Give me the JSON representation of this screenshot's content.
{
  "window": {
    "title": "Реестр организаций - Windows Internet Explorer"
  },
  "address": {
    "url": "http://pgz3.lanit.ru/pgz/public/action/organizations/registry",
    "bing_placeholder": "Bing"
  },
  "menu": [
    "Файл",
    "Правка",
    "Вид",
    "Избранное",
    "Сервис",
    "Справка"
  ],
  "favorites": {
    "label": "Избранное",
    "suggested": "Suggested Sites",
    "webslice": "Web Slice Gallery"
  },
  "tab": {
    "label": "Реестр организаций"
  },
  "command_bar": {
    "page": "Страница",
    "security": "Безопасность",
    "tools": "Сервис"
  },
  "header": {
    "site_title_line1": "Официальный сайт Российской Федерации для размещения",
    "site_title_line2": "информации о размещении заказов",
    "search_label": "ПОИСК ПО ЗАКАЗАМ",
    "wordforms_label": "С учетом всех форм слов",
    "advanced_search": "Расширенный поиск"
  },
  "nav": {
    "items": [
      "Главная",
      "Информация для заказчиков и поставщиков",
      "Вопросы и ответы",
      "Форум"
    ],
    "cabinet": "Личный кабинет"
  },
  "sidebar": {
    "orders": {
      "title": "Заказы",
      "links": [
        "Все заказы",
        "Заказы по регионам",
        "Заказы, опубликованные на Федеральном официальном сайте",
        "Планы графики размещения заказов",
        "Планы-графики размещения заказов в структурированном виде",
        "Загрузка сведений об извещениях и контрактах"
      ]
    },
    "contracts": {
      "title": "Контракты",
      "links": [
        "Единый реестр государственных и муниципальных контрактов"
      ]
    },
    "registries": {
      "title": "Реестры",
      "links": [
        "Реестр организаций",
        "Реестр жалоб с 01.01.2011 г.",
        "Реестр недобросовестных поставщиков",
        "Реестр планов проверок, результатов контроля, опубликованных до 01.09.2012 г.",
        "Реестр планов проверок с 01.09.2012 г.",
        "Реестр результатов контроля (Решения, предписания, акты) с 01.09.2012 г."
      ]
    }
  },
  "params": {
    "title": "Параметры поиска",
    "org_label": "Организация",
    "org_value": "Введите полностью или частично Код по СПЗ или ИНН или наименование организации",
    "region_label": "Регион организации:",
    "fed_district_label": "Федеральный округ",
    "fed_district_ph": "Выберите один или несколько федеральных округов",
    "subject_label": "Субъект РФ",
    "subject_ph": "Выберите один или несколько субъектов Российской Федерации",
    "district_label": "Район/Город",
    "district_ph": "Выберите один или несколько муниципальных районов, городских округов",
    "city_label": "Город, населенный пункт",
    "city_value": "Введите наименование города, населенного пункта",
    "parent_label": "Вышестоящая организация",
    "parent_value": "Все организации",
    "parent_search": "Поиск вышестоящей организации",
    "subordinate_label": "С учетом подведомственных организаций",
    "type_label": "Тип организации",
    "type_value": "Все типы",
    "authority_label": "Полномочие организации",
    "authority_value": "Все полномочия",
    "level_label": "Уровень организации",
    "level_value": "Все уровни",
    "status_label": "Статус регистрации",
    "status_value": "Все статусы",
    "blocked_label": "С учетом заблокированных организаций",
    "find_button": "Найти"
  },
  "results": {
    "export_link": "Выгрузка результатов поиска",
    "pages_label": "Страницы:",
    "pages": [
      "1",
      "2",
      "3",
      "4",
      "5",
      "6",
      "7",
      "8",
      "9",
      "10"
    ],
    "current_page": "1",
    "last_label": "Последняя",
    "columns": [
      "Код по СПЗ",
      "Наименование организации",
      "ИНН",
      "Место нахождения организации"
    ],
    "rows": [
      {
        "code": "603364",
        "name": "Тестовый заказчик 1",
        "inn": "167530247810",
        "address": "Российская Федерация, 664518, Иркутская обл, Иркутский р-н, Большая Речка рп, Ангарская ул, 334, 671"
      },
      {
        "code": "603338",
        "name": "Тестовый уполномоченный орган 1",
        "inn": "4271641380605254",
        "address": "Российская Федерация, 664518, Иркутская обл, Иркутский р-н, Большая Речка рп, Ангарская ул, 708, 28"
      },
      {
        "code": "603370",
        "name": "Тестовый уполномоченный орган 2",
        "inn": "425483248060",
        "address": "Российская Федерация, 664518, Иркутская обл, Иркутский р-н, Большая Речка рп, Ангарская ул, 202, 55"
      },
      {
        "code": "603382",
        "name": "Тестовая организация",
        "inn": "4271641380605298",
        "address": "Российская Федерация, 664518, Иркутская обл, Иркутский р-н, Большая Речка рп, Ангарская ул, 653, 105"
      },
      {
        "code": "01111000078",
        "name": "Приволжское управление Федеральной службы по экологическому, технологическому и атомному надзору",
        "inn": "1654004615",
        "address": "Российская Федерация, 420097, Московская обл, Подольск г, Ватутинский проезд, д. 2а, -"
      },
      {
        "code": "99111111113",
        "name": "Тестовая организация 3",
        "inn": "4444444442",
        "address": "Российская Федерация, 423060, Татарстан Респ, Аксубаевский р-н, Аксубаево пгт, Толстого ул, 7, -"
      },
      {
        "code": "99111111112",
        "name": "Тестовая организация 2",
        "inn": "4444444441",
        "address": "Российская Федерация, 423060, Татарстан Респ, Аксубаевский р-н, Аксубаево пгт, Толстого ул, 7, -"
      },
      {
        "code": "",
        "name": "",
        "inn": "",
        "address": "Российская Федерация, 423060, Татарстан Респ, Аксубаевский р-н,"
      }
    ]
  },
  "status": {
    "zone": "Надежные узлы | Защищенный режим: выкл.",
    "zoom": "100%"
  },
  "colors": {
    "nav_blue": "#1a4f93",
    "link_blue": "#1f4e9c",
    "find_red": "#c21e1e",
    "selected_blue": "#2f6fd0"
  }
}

——————

**TASK:**
Examine the records and report how many lines contain the string "address". Only the number should be given.

**RESPONSE TO THIS TASK:**
9